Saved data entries
= = = = =
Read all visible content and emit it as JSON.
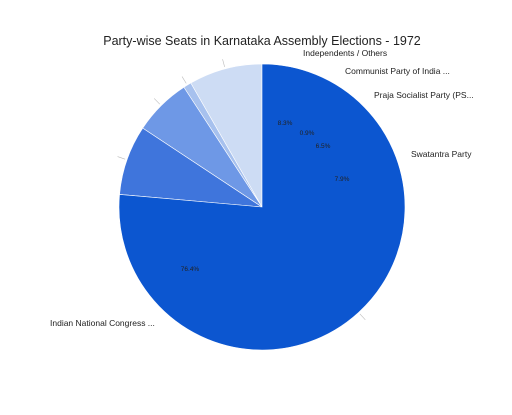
{
  "chart_data": {
    "type": "pie",
    "title": "Party-wise Seats in Karnataka Assembly Elections - 1972",
    "slices": [
      {
        "label": "Independents / Others",
        "value": 8.3,
        "value_label": "8.3%",
        "color": "#cddcf4"
      },
      {
        "label": "Communist Party of India ...",
        "value": 0.9,
        "value_label": "0.9%",
        "color": "#a7c1ee"
      },
      {
        "label": "Praja Socialist Party (PS...",
        "value": 6.5,
        "value_label": "6.5%",
        "color": "#6e98e6"
      },
      {
        "label": "Swatantra Party",
        "value": 7.9,
        "value_label": "7.9%",
        "color": "#3f75dc"
      },
      {
        "label": "Indian National Congress ...",
        "value": 76.4,
        "value_label": "76.4%",
        "color": "#0c56d0"
      }
    ],
    "start_angle_deg": 0,
    "direction": "counterclockwise",
    "legend": "none"
  }
}
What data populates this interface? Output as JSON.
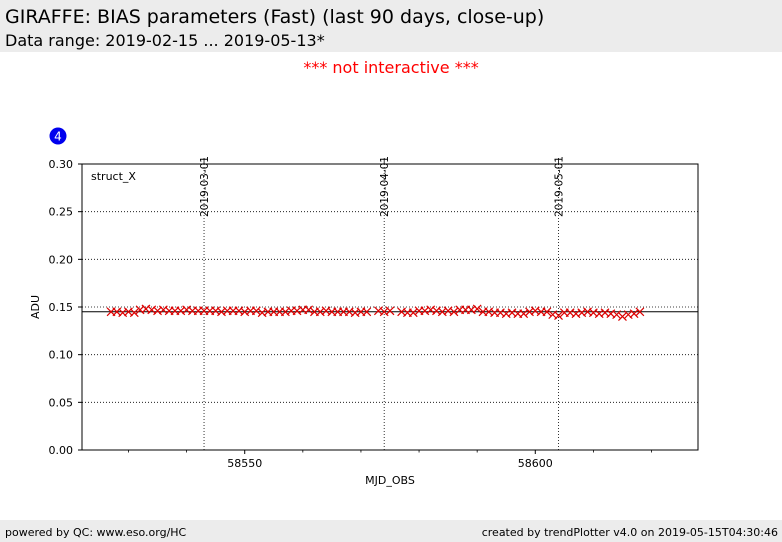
{
  "header": {
    "title": "GIRAFFE: BIAS parameters (Fast) (last 90 days, close-up)",
    "subtitle": "Data range: 2019-02-15 ... 2019-05-13*"
  },
  "notice": "*** not interactive ***",
  "badge": {
    "number": "4",
    "color": "#0000ee"
  },
  "footer": {
    "left": "powered by QC: www.eso.org/HC",
    "right": "created by trendPlotter v4.0 on 2019-05-15T04:30:46"
  },
  "colors": {
    "points": "#dd0000",
    "reference_line": "#000000"
  },
  "chart_data": {
    "type": "scatter",
    "panel_label": "struct_X",
    "xlabel": "MJD_OBS",
    "ylabel": "ADU",
    "xlim": [
      58522,
      58628
    ],
    "ylim": [
      0.0,
      0.3
    ],
    "xticks": [
      58550,
      58600
    ],
    "xticklabels": [
      "58550",
      "58600"
    ],
    "xminor_step": 10,
    "yticks": [
      0.0,
      0.05,
      0.1,
      0.15,
      0.2,
      0.25,
      0.3
    ],
    "yticklabels": [
      "0.00",
      "0.05",
      "0.10",
      "0.15",
      "0.20",
      "0.25",
      "0.30"
    ],
    "grid": "dotted horizontal at y ticks; dotted vertical at date markers",
    "reference_line": 0.145,
    "date_markers": [
      {
        "label": "2019-03-01",
        "mjd": 58543
      },
      {
        "label": "2019-04-01",
        "mjd": 58574
      },
      {
        "label": "2019-05-01",
        "mjd": 58604
      }
    ],
    "marker": "x",
    "series": [
      {
        "x": [
          58527,
          58528,
          58529,
          58530,
          58531,
          58532,
          58533,
          58534,
          58535,
          58536,
          58537,
          58538,
          58539,
          58540,
          58541,
          58542,
          58543,
          58544,
          58545,
          58546,
          58547,
          58548,
          58549,
          58550,
          58551,
          58552,
          58553,
          58554,
          58555,
          58556,
          58557,
          58558,
          58559,
          58560,
          58561,
          58562,
          58563,
          58564,
          58565,
          58566,
          58567,
          58568,
          58569,
          58570,
          58571,
          58573,
          58574,
          58575,
          58577,
          58578,
          58579,
          58580,
          58581,
          58582,
          58583,
          58584,
          58585,
          58586,
          58587,
          58588,
          58589,
          58590,
          58591,
          58592,
          58593,
          58594,
          58595,
          58596,
          58597,
          58598,
          58599,
          58600,
          58601,
          58602,
          58603,
          58604,
          58605,
          58606,
          58607,
          58608,
          58609,
          58610,
          58611,
          58612,
          58613,
          58614,
          58615,
          58616,
          58617,
          58618
        ],
        "y": [
          0.145,
          0.145,
          0.144,
          0.145,
          0.144,
          0.147,
          0.148,
          0.147,
          0.146,
          0.147,
          0.146,
          0.146,
          0.146,
          0.147,
          0.146,
          0.146,
          0.146,
          0.146,
          0.146,
          0.145,
          0.146,
          0.146,
          0.146,
          0.145,
          0.146,
          0.146,
          0.144,
          0.145,
          0.145,
          0.145,
          0.145,
          0.146,
          0.146,
          0.147,
          0.147,
          0.145,
          0.145,
          0.146,
          0.145,
          0.145,
          0.145,
          0.145,
          0.144,
          0.145,
          0.145,
          0.146,
          0.145,
          0.146,
          0.145,
          0.144,
          0.144,
          0.146,
          0.146,
          0.147,
          0.146,
          0.145,
          0.146,
          0.145,
          0.147,
          0.147,
          0.147,
          0.148,
          0.145,
          0.145,
          0.144,
          0.144,
          0.143,
          0.144,
          0.143,
          0.143,
          0.145,
          0.146,
          0.145,
          0.145,
          0.142,
          0.141,
          0.144,
          0.144,
          0.143,
          0.144,
          0.145,
          0.144,
          0.143,
          0.144,
          0.143,
          0.142,
          0.14,
          0.142,
          0.143,
          0.145
        ]
      }
    ]
  }
}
= = = = =
What you should do
Repeat the material exactly as it reads, without any of its pictures.

Solution for this task
Read all visible content and emit it as JSON.
{
  "chart_data": {
    "type": "pie",
    "title": "Party-wise Seats in Karnataka Assembly Elections - 1972",
    "slices": [
      {
        "label": "Independents / Others",
        "value": 8.3,
        "value_label": "8.3%",
        "color": "#cddcf4"
      },
      {
        "label": "Communist Party of India ...",
        "value": 0.9,
        "value_label": "0.9%",
        "color": "#a7c1ee"
      },
      {
        "label": "Praja Socialist Party (PS...",
        "value": 6.5,
        "value_label": "6.5%",
        "color": "#6e98e6"
      },
      {
        "label": "Swatantra Party",
        "value": 7.9,
        "value_label": "7.9%",
        "color": "#3f75dc"
      },
      {
        "label": "Indian National Congress ...",
        "value": 76.4,
        "value_label": "76.4%",
        "color": "#0c56d0"
      }
    ],
    "start_angle_deg": 0,
    "direction": "counterclockwise",
    "legend": "none"
  }
}
What data populates this interface? Output as JSON.
{
  "header": {
    "title": "GIRAFFE: BIAS parameters (Fast) (last 90 days, close-up)",
    "subtitle": "Data range: 2019-02-15 ... 2019-05-13*"
  },
  "notice": "*** not interactive ***",
  "badge": {
    "number": "4",
    "color": "#0000ee"
  },
  "footer": {
    "left": "powered by QC: www.eso.org/HC",
    "right": "created by trendPlotter v4.0 on 2019-05-15T04:30:46"
  },
  "colors": {
    "points": "#dd0000",
    "reference_line": "#000000"
  },
  "chart_data": {
    "type": "scatter",
    "panel_label": "struct_X",
    "xlabel": "MJD_OBS",
    "ylabel": "ADU",
    "xlim": [
      58522,
      58628
    ],
    "ylim": [
      0.0,
      0.3
    ],
    "xticks": [
      58550,
      58600
    ],
    "xticklabels": [
      "58550",
      "58600"
    ],
    "xminor_step": 10,
    "yticks": [
      0.0,
      0.05,
      0.1,
      0.15,
      0.2,
      0.25,
      0.3
    ],
    "yticklabels": [
      "0.00",
      "0.05",
      "0.10",
      "0.15",
      "0.20",
      "0.25",
      "0.30"
    ],
    "grid": "dotted horizontal at y ticks; dotted vertical at date markers",
    "reference_line": 0.145,
    "date_markers": [
      {
        "label": "2019-03-01",
        "mjd": 58543
      },
      {
        "label": "2019-04-01",
        "mjd": 58574
      },
      {
        "label": "2019-05-01",
        "mjd": 58604
      }
    ],
    "marker": "x",
    "series": [
      {
        "x": [
          58527,
          58528,
          58529,
          58530,
          58531,
          58532,
          58533,
          58534,
          58535,
          58536,
          58537,
          58538,
          58539,
          58540,
          58541,
          58542,
          58543,
          58544,
          58545,
          58546,
          58547,
          58548,
          58549,
          58550,
          58551,
          58552,
          58553,
          58554,
          58555,
          58556,
          58557,
          58558,
          58559,
          58560,
          58561,
          58562,
          58563,
          58564,
          58565,
          58566,
          58567,
          58568,
          58569,
          58570,
          58571,
          58573,
          58574,
          58575,
          58577,
          58578,
          58579,
          58580,
          58581,
          58582,
          58583,
          58584,
          58585,
          58586,
          58587,
          58588,
          58589,
          58590,
          58591,
          58592,
          58593,
          58594,
          58595,
          58596,
          58597,
          58598,
          58599,
          58600,
          58601,
          58602,
          58603,
          58604,
          58605,
          58606,
          58607,
          58608,
          58609,
          58610,
          58611,
          58612,
          58613,
          58614,
          58615,
          58616,
          58617,
          58618
        ],
        "y": [
          0.145,
          0.145,
          0.144,
          0.145,
          0.144,
          0.147,
          0.148,
          0.147,
          0.146,
          0.147,
          0.146,
          0.146,
          0.146,
          0.147,
          0.146,
          0.146,
          0.146,
          0.146,
          0.146,
          0.145,
          0.146,
          0.146,
          0.146,
          0.145,
          0.146,
          0.146,
          0.144,
          0.145,
          0.145,
          0.145,
          0.145,
          0.146,
          0.146,
          0.147,
          0.147,
          0.145,
          0.145,
          0.146,
          0.145,
          0.145,
          0.145,
          0.145,
          0.144,
          0.145,
          0.145,
          0.146,
          0.145,
          0.146,
          0.145,
          0.144,
          0.144,
          0.146,
          0.146,
          0.147,
          0.146,
          0.145,
          0.146,
          0.145,
          0.147,
          0.147,
          0.147,
          0.148,
          0.145,
          0.145,
          0.144,
          0.144,
          0.143,
          0.144,
          0.143,
          0.143,
          0.145,
          0.146,
          0.145,
          0.145,
          0.142,
          0.141,
          0.144,
          0.144,
          0.143,
          0.144,
          0.145,
          0.144,
          0.143,
          0.144,
          0.143,
          0.142,
          0.14,
          0.142,
          0.143,
          0.145
        ]
      }
    ]
  }
}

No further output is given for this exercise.